WHAT TO WORK ON -
Check every line of the entries below for the word "SIGNATURE", and copy the ones that have it.

══ EXERCISE INPUTS ══

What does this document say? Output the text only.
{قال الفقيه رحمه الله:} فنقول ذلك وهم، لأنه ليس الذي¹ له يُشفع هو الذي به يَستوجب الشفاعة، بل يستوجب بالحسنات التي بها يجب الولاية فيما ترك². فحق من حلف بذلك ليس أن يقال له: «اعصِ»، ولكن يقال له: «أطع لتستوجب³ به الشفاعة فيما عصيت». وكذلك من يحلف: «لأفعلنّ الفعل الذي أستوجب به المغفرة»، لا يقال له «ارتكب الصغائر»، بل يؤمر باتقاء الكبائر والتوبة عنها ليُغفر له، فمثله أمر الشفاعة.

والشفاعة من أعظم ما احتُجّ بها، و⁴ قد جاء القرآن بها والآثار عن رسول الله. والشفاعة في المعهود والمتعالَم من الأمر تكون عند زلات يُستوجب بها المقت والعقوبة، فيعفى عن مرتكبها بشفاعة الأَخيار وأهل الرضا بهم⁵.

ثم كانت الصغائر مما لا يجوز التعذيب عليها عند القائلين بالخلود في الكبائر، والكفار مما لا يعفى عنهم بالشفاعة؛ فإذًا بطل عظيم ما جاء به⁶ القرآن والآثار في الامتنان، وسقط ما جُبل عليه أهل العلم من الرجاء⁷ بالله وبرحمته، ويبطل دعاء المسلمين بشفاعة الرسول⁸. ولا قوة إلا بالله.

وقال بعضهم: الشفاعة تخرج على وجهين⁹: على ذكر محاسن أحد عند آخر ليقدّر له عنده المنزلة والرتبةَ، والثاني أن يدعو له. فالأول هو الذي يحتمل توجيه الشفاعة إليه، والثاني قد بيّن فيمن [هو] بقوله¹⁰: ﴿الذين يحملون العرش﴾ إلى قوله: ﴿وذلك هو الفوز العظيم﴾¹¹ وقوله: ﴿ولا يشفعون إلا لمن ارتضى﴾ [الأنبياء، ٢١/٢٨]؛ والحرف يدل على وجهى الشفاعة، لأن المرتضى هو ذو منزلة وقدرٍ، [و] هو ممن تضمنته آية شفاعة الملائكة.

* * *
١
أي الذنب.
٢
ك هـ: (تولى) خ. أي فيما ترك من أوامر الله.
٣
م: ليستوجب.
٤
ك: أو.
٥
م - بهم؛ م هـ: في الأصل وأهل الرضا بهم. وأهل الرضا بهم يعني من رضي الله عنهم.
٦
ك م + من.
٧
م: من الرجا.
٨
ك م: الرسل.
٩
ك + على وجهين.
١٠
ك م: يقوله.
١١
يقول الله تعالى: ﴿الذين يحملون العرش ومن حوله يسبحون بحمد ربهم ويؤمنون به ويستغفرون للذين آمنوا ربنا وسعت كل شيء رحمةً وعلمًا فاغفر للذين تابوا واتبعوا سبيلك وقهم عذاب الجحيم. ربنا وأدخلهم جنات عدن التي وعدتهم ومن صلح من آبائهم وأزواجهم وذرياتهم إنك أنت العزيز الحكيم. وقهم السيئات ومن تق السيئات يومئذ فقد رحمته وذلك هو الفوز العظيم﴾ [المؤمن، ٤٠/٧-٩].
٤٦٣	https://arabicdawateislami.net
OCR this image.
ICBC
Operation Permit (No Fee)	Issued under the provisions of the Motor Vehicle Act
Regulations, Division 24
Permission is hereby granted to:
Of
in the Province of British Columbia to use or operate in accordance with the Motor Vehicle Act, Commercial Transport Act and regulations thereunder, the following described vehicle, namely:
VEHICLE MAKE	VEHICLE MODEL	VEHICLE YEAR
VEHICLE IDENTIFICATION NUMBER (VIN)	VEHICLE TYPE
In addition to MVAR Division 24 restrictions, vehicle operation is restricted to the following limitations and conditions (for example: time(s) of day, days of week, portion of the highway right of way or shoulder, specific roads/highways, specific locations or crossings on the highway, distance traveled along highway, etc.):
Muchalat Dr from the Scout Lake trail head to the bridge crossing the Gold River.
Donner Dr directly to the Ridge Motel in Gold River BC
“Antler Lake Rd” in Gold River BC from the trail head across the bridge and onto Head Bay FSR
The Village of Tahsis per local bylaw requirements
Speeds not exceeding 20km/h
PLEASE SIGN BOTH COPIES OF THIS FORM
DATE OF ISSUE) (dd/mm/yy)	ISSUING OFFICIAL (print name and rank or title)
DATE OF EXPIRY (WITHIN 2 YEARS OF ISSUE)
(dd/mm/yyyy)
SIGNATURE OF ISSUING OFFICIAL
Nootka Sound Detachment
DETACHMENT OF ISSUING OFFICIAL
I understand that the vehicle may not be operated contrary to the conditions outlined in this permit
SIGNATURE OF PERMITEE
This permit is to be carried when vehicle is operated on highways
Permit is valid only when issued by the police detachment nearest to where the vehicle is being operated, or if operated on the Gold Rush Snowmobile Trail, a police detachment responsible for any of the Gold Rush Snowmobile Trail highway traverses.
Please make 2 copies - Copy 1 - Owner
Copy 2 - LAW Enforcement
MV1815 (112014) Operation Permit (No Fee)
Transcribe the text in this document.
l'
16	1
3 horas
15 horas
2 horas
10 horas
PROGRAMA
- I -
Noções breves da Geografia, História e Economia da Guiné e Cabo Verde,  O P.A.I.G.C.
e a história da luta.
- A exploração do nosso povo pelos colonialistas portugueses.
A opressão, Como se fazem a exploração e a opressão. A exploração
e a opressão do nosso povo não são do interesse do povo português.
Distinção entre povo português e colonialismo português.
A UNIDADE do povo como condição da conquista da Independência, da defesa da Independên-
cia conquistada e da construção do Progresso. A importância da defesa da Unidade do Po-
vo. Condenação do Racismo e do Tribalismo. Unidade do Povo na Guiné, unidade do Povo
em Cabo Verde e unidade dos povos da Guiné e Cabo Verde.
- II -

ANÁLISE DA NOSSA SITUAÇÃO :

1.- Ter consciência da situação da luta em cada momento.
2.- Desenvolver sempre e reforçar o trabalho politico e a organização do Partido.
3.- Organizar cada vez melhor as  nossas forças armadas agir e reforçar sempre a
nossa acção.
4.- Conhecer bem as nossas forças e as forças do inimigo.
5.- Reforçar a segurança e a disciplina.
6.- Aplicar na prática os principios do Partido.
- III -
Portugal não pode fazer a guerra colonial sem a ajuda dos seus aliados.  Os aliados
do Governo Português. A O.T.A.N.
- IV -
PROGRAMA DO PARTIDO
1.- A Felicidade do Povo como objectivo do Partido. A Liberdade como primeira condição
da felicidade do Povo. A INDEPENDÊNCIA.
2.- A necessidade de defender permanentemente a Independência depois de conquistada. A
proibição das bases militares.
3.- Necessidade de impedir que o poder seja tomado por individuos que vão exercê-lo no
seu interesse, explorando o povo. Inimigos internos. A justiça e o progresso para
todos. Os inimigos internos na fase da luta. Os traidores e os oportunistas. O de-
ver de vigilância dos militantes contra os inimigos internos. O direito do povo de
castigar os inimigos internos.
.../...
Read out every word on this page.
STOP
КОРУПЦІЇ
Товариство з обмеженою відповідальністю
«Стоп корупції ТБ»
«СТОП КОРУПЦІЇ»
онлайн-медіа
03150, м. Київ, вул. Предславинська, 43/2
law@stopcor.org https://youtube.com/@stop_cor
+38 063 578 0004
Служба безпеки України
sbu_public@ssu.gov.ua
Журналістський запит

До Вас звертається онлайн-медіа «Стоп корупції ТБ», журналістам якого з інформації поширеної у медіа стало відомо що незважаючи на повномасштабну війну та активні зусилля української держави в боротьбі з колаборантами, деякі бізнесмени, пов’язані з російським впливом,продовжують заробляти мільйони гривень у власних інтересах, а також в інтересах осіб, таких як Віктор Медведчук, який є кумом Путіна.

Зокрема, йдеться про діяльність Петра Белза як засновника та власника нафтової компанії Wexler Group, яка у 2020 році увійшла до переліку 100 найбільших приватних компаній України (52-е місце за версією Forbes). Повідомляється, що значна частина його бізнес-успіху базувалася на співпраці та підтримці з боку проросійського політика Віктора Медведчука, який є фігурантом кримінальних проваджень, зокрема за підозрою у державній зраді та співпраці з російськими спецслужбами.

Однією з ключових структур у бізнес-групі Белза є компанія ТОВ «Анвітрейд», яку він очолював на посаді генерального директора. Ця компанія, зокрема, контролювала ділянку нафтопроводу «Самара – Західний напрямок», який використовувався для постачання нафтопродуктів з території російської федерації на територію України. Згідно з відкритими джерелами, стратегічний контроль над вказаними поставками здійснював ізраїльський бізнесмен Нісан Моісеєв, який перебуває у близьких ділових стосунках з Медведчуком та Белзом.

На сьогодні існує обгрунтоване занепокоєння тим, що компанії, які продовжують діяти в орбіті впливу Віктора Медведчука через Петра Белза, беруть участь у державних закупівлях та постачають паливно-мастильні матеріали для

═══

SOLUTION FOR THIS TASK -
SIGNATURE OF ISSUING OFFICIAL
SIGNATURE OF PERMITEE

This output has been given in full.